## Problem to work on
Give every line from the entries that contains "left".

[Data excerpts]
--- BEGIN ---
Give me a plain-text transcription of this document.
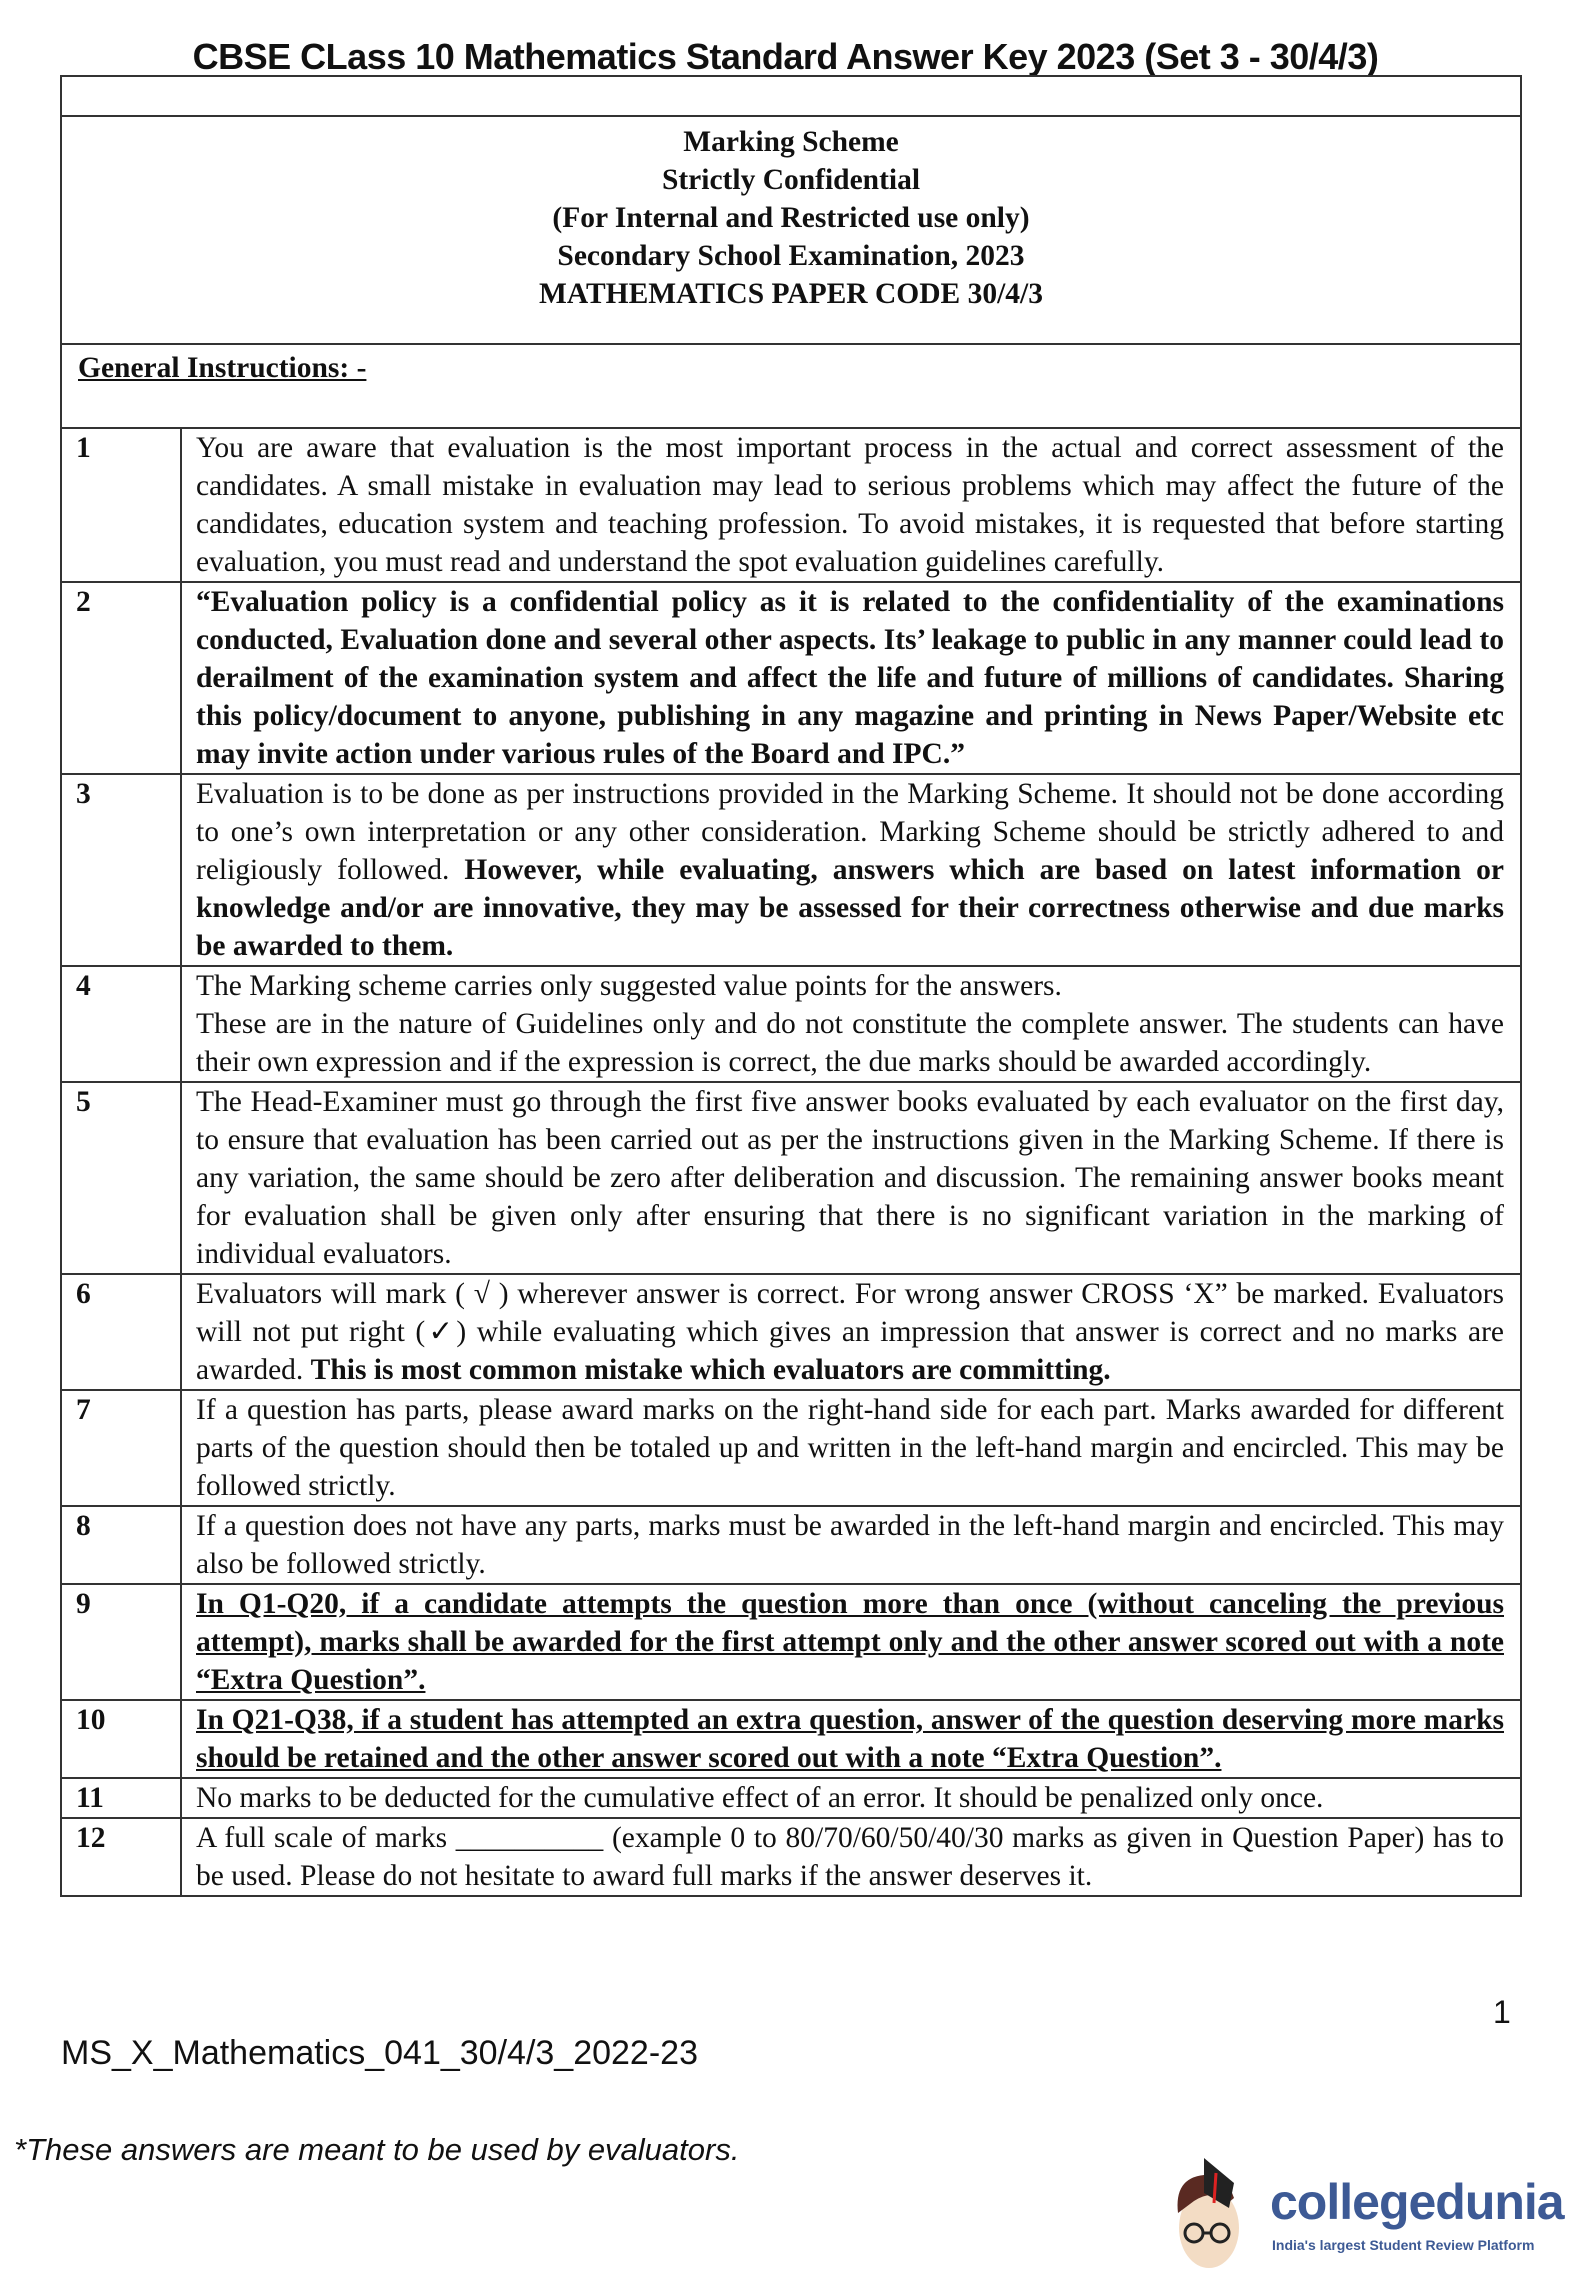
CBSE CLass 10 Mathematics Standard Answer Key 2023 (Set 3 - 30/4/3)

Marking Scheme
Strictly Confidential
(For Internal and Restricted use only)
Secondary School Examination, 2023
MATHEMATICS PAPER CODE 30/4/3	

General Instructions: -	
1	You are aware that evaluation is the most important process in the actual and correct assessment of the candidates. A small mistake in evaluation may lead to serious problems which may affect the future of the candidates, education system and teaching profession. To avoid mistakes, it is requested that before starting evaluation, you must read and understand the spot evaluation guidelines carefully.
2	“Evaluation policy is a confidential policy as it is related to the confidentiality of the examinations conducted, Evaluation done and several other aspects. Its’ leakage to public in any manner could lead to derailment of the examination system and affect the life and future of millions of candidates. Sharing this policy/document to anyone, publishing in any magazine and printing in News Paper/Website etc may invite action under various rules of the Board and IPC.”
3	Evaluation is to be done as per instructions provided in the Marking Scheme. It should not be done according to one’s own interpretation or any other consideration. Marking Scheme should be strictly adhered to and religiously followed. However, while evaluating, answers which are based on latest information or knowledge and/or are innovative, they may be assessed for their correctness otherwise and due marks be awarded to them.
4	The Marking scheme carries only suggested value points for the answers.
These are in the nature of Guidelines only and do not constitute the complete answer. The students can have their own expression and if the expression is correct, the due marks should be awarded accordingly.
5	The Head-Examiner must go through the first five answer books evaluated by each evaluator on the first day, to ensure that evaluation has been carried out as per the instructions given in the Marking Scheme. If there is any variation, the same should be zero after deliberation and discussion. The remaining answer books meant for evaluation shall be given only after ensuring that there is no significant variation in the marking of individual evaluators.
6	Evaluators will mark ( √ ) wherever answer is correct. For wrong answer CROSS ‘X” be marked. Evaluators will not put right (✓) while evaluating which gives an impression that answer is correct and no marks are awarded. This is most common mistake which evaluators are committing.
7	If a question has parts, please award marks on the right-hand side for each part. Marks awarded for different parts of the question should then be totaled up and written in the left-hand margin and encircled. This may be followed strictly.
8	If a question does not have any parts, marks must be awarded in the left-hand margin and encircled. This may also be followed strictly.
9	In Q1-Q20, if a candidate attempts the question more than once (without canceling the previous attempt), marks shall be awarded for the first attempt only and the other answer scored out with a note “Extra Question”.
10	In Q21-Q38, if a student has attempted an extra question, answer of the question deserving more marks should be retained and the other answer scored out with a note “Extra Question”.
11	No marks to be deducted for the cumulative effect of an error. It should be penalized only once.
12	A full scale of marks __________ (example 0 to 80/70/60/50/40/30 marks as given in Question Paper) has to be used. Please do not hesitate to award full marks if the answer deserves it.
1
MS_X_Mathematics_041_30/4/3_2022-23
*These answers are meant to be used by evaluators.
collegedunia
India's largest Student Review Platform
--- END ---
## Expected answer
7	If a question has parts, please award marks on the right-hand side for each part. Marks awarded for different parts of the question should then be totaled up and written in the left-hand margin and encircled. This may be followed strictly.
8	If a question does not have any parts, marks must be awarded in the left-hand margin and encircled. This may also be followed strictly.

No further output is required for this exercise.